DATASET RECORDS:
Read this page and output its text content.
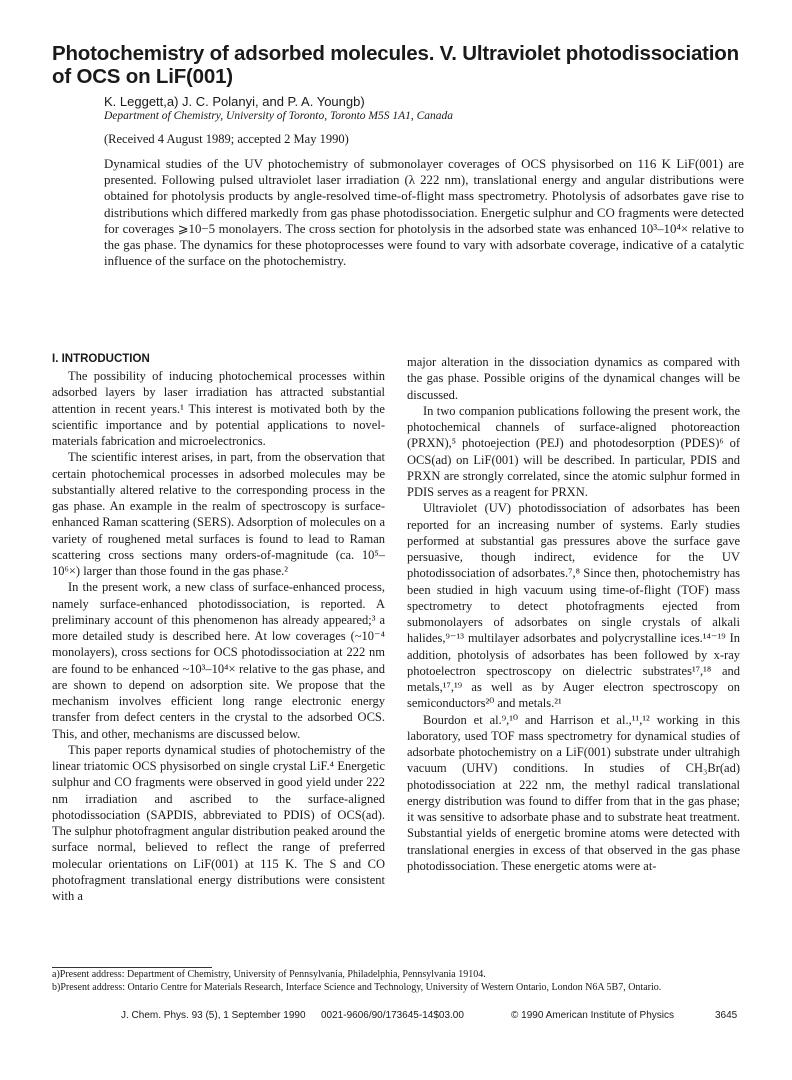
Photochemistry of adsorbed molecules. V. Ultraviolet photodissociation of OCS on LiF(001)
K. Leggett,a) J. C. Polanyi, and P. A. Youngb)
Department of Chemistry, University of Toronto, Toronto M5S 1A1, Canada
(Received 4 August 1989; accepted 2 May 1990)

Dynamical studies of the UV photochemistry of submonolayer coverages of OCS physisorbed on 116 K LiF(001) are presented. Following pulsed ultraviolet laser irradiation (λ 222 nm), translational energy and angular distributions were obtained for photolysis products by angle-resolved time-of-flight mass spectrometry. Photolysis of adsorbates gave rise to distributions which differed markedly from gas phase photodissociation. Energetic sulphur and CO fragments were detected for coverages ⩾10−5 monolayers. The cross section for photolysis in the adsorbed state was enhanced 10³–10⁴× relative to the gas phase. The dynamics for these photoprocesses were found to vary with adsorbate coverage, indicative of a catalytic influence of the surface on the photochemistry.

I. INTRODUCTION

The possibility of inducing photochemical processes within adsorbed layers by laser irradiation has attracted substantial attention in recent years.¹ This interest is motivated both by the scientific importance and by potential applications to novel-materials fabrication and microelectronics.

The scientific interest arises, in part, from the observation that certain photochemical processes in adsorbed molecules may be substantially altered relative to the corresponding process in the gas phase. An example in the realm of spectroscopy is surface-enhanced Raman scattering (SERS). Adsorption of molecules on a variety of roughened metal surfaces is found to lead to Raman scattering cross sections many orders-of-magnitude (ca. 10⁵–10⁶×) larger than those found in the gas phase.²

In the present work, a new class of surface-enhanced process, namely surface-enhanced photodissociation, is reported. A preliminary account of this phenomenon has already appeared;³ a more detailed study is described here. At low coverages (~10⁻⁴ monolayers), cross sections for OCS photodissociation at 222 nm are found to be enhanced ~10³–10⁴× relative to the gas phase, and are shown to depend on adsorption site. We propose that the mechanism involves efficient long range electronic energy transfer from defect centers in the crystal to the adsorbed OCS. This, and other, mechanisms are discussed below.

This paper reports dynamical studies of photochemistry of the linear triatomic OCS physisorbed on single crystal LiF.⁴ Energetic sulphur and CO fragments were observed in good yield under 222 nm irradiation and ascribed to the surface-aligned photodissociation (SAPDIS, abbreviated to PDIS) of OCS(ad). The sulphur photofragment angular distribution peaked around the surface normal, believed to reflect the range of preferred molecular orientations on LiF(001) at 115 K. The S and CO photofragment translational energy distributions were consistent with a

major alteration in the dissociation dynamics as compared with the gas phase. Possible origins of the dynamical changes will be discussed.

In two companion publications following the present work, the photochemical channels of surface-aligned photoreaction (PRXN),⁵ photoejection (PEJ) and photodesorption (PDES)⁶ of OCS(ad) on LiF(001) will be described. In particular, PDIS and PRXN are strongly correlated, since the atomic sulphur formed in PDIS serves as a reagent for PRXN.

Ultraviolet (UV) photodissociation of adsorbates has been reported for an increasing number of systems. Early studies performed at substantial gas pressures above the surface gave persuasive, though indirect, evidence for the UV photodissociation of adsorbates.⁷,⁸ Since then, photochemistry has been studied in high vacuum using time-of-flight (TOF) mass spectrometry to detect photofragments ejected from submonolayers of adsorbates on single crystals of alkali halides,⁹⁻¹³ multilayer adsorbates and polycrystalline ices.¹⁴⁻¹⁹ In addition, photolysis of adsorbates has been followed by x-ray photoelectron spectroscopy on dielectric substrates¹⁷,¹⁸ and metals,¹⁷,¹⁹ as well as by Auger electron spectroscopy on semiconductors²⁰ and metals.²¹

Bourdon et al.⁹,¹⁰ and Harrison et al.,¹¹,¹² working in this laboratory, used TOF mass spectrometry for dynamical studies of adsorbate photochemistry on a LiF(001) substrate under ultrahigh vacuum (UHV) conditions. In studies of CH₃Br(ad) photodissociation at 222 nm, the methyl radical translational energy distribution was found to differ from that in the gas phase; it was sensitive to adsorbate phase and to substrate heat treatment. Substantial yields of energetic bromine atoms were detected with translational energies in excess of that observed in the gas phase photodissociation. These energetic atoms were at-

a)Present address: Department of Chemistry, University of Pennsylvania, Philadelphia, Pennsylvania 19104.
b)Present address: Ontario Centre for Materials Research, Interface Science and Technology, University of Western Ontario, London N6A 5B7, Ontario.
J. Chem. Phys. 93 (5), 1 September 1990 0021-9606/90/173645-14$03.00	© 1990 American Institute of Physics	3645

GIVEN PROBLEM: Repeat each entry exactly as it appears; skip any picture.

COMPLETE OUTPUT:
Read this page and output its text content.
Photochemistry of adsorbed molecules. V. Ultraviolet photodissociation of OCS on LiF(001)
K. Leggett,a) J. C. Polanyi, and P. A. Youngb)
Department of Chemistry, University of Toronto, Toronto M5S 1A1, Canada
(Received 4 August 1989; accepted 2 May 1990)

Dynamical studies of the UV photochemistry of submonolayer coverages of OCS physisorbed on 116 K LiF(001) are presented. Following pulsed ultraviolet laser irradiation (λ 222 nm), translational energy and angular distributions were obtained for photolysis products by angle-resolved time-of-flight mass spectrometry. Photolysis of adsorbates gave rise to distributions which differed markedly from gas phase photodissociation. Energetic sulphur and CO fragments were detected for coverages ⩾10−5 monolayers. The cross section for photolysis in the adsorbed state was enhanced 10³–10⁴× relative to the gas phase. The dynamics for these photoprocesses were found to vary with adsorbate coverage, indicative of a catalytic influence of the surface on the photochemistry.

I. INTRODUCTION

The possibility of inducing photochemical processes within adsorbed layers by laser irradiation has attracted substantial attention in recent years.¹ This interest is motivated both by the scientific importance and by potential applications to novel-materials fabrication and microelectronics.

The scientific interest arises, in part, from the observation that certain photochemical processes in adsorbed molecules may be substantially altered relative to the corresponding process in the gas phase. An example in the realm of spectroscopy is surface-enhanced Raman scattering (SERS). Adsorption of molecules on a variety of roughened metal surfaces is found to lead to Raman scattering cross sections many orders-of-magnitude (ca. 10⁵–10⁶×) larger than those found in the gas phase.²

In the present work, a new class of surface-enhanced process, namely surface-enhanced photodissociation, is reported. A preliminary account of this phenomenon has already appeared;³ a more detailed study is described here. At low coverages (~10⁻⁴ monolayers), cross sections for OCS photodissociation at 222 nm are found to be enhanced ~10³–10⁴× relative to the gas phase, and are shown to depend on adsorption site. We propose that the mechanism involves efficient long range electronic energy transfer from defect centers in the crystal to the adsorbed OCS. This, and other, mechanisms are discussed below.

This paper reports dynamical studies of photochemistry of the linear triatomic OCS physisorbed on single crystal LiF.⁴ Energetic sulphur and CO fragments were observed in good yield under 222 nm irradiation and ascribed to the surface-aligned photodissociation (SAPDIS, abbreviated to PDIS) of OCS(ad). The sulphur photofragment angular distribution peaked around the surface normal, believed to reflect the range of preferred molecular orientations on LiF(001) at 115 K. The S and CO photofragment translational energy distributions were consistent with a

major alteration in the dissociation dynamics as compared with the gas phase. Possible origins of the dynamical changes will be discussed.

In two companion publications following the present work, the photochemical channels of surface-aligned photoreaction (PRXN),⁵ photoejection (PEJ) and photodesorption (PDES)⁶ of OCS(ad) on LiF(001) will be described. In particular, PDIS and PRXN are strongly correlated, since the atomic sulphur formed in PDIS serves as a reagent for PRXN.

Ultraviolet (UV) photodissociation of adsorbates has been reported for an increasing number of systems. Early studies performed at substantial gas pressures above the surface gave persuasive, though indirect, evidence for the UV photodissociation of adsorbates.⁷,⁸ Since then, photochemistry has been studied in high vacuum using time-of-flight (TOF) mass spectrometry to detect photofragments ejected from submonolayers of adsorbates on single crystals of alkali halides,⁹⁻¹³ multilayer adsorbates and polycrystalline ices.¹⁴⁻¹⁹ In addition, photolysis of adsorbates has been followed by x-ray photoelectron spectroscopy on dielectric substrates¹⁷,¹⁸ and metals,¹⁷,¹⁹ as well as by Auger electron spectroscopy on semiconductors²⁰ and metals.²¹

Bourdon et al.⁹,¹⁰ and Harrison et al.,¹¹,¹² working in this laboratory, used TOF mass spectrometry for dynamical studies of adsorbate photochemistry on a LiF(001) substrate under ultrahigh vacuum (UHV) conditions. In studies of CH₃Br(ad) photodissociation at 222 nm, the methyl radical translational energy distribution was found to differ from that in the gas phase; it was sensitive to adsorbate phase and to substrate heat treatment. Substantial yields of energetic bromine atoms were detected with translational energies in excess of that observed in the gas phase photodissociation. These energetic atoms were at-

a)Present address: Department of Chemistry, University of Pennsylvania, Philadelphia, Pennsylvania 19104.
b)Present address: Ontario Centre for Materials Research, Interface Science and Technology, University of Western Ontario, London N6A 5B7, Ontario.
J. Chem. Phys. 93 (5), 1 September 1990 0021-9606/90/173645-14$03.00	© 1990 American Institute of Physics	3645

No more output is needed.